━━━ RECORD LIST ━━━

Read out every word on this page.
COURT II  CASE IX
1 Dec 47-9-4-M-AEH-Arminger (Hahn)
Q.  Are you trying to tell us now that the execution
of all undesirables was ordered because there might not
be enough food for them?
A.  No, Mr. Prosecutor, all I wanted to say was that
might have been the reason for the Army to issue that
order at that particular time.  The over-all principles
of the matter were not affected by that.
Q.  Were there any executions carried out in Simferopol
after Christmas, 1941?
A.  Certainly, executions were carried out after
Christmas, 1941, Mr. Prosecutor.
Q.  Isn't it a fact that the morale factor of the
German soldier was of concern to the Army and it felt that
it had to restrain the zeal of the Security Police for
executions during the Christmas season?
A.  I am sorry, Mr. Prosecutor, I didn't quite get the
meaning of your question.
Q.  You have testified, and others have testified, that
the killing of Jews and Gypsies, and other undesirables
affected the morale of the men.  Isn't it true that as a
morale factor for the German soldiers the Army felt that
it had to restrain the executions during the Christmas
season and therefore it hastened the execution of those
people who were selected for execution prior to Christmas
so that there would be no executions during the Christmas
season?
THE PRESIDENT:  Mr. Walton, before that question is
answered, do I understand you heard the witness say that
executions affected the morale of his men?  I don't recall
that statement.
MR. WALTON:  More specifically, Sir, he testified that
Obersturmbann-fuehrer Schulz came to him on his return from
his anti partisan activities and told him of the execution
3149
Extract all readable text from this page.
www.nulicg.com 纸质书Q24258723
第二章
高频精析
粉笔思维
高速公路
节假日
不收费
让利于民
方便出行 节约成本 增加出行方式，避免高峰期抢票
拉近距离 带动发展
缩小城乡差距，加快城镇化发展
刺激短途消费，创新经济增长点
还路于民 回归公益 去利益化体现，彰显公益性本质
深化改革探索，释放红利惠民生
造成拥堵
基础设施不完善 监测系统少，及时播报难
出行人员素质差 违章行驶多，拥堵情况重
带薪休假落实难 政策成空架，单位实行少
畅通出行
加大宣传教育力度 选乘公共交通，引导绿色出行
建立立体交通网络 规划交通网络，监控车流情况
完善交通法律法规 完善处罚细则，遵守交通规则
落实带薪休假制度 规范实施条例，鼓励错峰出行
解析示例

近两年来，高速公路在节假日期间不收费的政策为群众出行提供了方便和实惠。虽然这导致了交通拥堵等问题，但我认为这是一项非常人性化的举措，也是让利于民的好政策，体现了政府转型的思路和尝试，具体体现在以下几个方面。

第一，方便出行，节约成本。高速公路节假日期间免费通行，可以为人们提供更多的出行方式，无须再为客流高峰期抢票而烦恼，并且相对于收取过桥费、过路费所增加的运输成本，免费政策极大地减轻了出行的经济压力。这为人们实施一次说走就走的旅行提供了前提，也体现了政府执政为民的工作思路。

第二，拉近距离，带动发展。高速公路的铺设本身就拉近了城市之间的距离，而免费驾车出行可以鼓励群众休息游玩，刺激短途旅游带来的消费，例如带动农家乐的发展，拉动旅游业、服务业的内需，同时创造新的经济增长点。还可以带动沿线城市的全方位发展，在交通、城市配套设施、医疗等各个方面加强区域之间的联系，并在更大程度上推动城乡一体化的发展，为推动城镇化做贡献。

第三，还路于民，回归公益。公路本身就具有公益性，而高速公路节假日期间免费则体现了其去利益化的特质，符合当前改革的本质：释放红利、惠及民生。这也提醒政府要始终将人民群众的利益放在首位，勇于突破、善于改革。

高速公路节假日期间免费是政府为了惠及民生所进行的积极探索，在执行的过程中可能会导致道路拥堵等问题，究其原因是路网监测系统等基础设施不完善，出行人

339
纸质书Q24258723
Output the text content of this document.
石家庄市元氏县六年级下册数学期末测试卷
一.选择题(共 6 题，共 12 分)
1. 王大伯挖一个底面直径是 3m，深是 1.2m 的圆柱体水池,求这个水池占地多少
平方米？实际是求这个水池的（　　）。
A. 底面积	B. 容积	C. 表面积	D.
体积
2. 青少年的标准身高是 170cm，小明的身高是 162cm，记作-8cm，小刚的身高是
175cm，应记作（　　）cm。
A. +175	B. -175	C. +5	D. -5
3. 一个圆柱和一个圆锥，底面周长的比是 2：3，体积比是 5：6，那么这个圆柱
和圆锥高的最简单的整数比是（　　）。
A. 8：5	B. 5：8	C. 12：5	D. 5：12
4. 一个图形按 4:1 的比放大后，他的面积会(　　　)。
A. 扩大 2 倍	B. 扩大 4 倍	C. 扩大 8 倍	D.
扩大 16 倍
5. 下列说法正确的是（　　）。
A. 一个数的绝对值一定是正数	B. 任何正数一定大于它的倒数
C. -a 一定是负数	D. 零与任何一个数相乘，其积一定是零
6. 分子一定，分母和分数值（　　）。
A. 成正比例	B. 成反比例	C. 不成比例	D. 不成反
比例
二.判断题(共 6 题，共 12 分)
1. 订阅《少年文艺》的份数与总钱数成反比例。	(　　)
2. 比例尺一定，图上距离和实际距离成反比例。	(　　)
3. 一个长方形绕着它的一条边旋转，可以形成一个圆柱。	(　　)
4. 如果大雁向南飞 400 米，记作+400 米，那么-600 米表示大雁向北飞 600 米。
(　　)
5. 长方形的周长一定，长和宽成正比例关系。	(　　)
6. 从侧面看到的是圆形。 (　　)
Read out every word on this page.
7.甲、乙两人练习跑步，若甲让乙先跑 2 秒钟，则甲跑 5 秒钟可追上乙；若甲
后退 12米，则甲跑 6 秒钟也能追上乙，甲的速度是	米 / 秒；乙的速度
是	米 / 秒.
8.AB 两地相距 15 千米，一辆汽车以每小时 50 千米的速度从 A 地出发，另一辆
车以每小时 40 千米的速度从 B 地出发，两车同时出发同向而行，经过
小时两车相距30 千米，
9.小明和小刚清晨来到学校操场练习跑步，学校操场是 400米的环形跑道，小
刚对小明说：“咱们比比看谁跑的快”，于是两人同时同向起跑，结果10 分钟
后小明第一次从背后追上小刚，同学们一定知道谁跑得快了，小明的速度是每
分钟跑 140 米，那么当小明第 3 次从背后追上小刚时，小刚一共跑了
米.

━━━

■ **GOAL**
Filter the records down to the lines that contain the string "带动发展", and copy those lines.

■ **REPLY TO THE EXERCISE**
拉近距离 带动发展
第二，拉近距离，带动发展。高速公路的铺设本身就拉近了城市之间的距离，而免费驾车出行可以鼓励群众休息游玩，刺激短途旅游带来的消费，例如带动农家乐的发展，拉动旅游业、服务业的内需，同时创造新的经济增长点。还可以带动沿线城市的全方位发展，在交通、城市配套设施、医疗等各个方面加强区域之间的联系，并在更大程度上推动城乡一体化的发展，为推动城镇化做贡献。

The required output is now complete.